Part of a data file
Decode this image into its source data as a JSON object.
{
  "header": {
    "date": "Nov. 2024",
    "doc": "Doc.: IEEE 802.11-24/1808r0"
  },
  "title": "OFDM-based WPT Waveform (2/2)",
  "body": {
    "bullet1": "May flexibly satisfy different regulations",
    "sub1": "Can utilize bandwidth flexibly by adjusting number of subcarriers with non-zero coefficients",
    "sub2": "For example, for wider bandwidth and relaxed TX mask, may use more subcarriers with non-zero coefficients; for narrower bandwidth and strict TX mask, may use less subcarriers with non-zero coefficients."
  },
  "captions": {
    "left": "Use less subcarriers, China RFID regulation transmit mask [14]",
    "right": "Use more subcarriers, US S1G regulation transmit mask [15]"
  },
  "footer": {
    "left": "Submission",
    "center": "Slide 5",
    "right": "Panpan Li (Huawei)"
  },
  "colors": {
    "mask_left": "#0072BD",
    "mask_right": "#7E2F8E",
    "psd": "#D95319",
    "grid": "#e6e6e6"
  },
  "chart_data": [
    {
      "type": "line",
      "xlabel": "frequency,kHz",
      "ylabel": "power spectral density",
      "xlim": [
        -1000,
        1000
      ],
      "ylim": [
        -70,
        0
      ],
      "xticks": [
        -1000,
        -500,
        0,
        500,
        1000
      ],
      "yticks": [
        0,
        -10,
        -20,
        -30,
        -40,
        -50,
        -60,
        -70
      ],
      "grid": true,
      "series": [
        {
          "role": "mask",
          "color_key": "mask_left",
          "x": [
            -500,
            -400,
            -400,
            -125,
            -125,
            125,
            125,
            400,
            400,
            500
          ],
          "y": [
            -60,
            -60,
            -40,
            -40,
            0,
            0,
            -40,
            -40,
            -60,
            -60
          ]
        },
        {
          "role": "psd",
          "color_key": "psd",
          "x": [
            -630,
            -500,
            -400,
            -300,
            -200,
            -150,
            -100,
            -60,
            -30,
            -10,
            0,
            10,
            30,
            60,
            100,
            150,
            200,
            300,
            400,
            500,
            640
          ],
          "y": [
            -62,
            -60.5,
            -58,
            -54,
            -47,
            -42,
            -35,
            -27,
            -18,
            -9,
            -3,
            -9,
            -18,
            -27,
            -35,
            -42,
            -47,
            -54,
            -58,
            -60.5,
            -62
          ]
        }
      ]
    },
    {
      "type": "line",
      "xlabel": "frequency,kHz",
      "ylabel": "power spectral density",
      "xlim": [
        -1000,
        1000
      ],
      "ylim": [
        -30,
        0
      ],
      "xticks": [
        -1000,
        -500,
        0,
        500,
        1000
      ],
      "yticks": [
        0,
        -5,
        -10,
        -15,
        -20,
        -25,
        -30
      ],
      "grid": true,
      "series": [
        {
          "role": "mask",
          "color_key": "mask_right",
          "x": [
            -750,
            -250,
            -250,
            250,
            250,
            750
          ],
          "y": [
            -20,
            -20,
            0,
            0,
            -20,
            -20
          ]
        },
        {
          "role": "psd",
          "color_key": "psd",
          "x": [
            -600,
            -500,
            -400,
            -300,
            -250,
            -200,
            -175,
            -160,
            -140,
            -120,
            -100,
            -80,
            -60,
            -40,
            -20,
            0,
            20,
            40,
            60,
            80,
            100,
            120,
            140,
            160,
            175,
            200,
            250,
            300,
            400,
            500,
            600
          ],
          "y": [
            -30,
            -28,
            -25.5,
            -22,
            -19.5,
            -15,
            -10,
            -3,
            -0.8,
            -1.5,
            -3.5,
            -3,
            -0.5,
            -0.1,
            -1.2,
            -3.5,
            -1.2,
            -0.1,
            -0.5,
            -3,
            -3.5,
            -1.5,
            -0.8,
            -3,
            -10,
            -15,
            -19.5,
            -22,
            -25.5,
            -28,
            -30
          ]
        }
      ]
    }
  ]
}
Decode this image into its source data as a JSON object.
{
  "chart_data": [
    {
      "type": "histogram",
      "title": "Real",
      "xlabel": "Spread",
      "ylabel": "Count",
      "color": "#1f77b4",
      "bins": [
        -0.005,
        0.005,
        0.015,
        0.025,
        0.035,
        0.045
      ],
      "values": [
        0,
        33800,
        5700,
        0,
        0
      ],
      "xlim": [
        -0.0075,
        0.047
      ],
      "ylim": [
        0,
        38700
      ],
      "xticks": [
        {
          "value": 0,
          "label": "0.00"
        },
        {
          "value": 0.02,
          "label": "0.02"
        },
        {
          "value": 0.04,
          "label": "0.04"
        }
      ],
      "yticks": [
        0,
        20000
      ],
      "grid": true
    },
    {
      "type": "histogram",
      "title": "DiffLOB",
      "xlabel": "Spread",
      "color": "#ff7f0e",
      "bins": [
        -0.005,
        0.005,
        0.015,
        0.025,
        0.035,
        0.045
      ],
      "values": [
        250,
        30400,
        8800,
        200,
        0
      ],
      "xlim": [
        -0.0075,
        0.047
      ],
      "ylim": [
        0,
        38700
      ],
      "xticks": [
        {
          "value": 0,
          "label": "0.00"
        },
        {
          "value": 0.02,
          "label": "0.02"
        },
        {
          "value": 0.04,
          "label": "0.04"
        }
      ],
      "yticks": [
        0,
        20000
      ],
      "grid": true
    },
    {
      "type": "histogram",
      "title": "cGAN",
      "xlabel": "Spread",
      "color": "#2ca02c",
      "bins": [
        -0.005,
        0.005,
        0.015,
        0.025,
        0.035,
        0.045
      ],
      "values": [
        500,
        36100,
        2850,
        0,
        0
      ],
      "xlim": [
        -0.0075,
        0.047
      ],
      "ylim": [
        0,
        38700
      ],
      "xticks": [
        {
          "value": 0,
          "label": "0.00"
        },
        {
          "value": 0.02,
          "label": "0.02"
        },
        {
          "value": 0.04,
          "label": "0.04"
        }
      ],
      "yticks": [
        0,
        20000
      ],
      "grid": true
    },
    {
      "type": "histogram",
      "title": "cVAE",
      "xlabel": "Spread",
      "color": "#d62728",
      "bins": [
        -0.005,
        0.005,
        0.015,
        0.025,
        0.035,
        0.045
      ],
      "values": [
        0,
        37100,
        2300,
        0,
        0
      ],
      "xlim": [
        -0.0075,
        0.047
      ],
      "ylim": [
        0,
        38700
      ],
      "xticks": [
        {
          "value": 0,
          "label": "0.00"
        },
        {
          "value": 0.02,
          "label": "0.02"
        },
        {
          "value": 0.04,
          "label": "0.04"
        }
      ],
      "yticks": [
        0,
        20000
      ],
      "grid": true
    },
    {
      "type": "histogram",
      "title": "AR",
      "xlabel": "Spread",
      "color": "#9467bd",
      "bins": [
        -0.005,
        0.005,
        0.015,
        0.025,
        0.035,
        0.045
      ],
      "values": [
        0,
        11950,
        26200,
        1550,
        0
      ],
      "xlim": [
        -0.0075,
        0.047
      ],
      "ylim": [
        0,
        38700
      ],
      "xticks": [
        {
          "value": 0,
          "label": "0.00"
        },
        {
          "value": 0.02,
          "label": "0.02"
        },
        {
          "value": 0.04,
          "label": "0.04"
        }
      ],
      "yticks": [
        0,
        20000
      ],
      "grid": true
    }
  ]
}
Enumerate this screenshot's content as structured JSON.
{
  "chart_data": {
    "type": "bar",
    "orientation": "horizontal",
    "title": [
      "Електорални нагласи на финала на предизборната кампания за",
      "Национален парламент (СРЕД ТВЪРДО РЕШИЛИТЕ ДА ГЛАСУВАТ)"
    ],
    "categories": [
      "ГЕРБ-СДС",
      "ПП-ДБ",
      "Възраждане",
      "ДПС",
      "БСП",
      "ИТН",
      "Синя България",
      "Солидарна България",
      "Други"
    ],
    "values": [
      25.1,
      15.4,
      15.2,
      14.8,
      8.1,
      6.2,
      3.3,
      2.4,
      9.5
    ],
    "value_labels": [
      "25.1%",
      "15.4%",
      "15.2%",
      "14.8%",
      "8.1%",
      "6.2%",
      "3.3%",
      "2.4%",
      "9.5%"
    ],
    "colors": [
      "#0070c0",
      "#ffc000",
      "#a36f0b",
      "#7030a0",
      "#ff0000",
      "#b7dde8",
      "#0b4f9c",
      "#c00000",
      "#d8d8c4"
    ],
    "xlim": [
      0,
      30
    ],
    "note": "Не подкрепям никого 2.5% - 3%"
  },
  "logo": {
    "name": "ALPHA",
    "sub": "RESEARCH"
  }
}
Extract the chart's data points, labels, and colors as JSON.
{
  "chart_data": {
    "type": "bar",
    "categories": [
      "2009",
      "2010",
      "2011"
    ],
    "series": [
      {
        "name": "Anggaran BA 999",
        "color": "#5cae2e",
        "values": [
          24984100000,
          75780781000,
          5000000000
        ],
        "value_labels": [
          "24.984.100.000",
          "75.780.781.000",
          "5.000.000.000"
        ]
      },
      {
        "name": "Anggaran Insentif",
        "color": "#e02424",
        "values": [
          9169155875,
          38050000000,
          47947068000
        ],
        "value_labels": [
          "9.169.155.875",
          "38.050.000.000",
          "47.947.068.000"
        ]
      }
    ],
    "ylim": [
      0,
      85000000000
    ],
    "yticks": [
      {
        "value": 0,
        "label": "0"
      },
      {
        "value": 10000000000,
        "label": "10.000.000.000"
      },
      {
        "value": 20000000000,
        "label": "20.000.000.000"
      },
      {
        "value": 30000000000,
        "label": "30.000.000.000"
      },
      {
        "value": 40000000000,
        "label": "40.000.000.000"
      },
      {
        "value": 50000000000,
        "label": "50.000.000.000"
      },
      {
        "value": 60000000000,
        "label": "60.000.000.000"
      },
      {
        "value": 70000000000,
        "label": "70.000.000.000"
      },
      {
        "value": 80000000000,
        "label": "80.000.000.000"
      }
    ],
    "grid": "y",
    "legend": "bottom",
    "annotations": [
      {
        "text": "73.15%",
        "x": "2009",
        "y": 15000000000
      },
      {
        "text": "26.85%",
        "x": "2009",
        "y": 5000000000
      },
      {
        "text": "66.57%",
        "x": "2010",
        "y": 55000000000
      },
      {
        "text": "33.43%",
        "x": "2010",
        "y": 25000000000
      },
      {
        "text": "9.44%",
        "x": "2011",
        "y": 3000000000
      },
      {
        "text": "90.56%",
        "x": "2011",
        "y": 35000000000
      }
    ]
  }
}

* What to do
Which lines of the data above contain "Anggaran"? Copy each one.

* Right answer
        "name": "Anggaran BA 999",
        "name": "Anggaran Insentif",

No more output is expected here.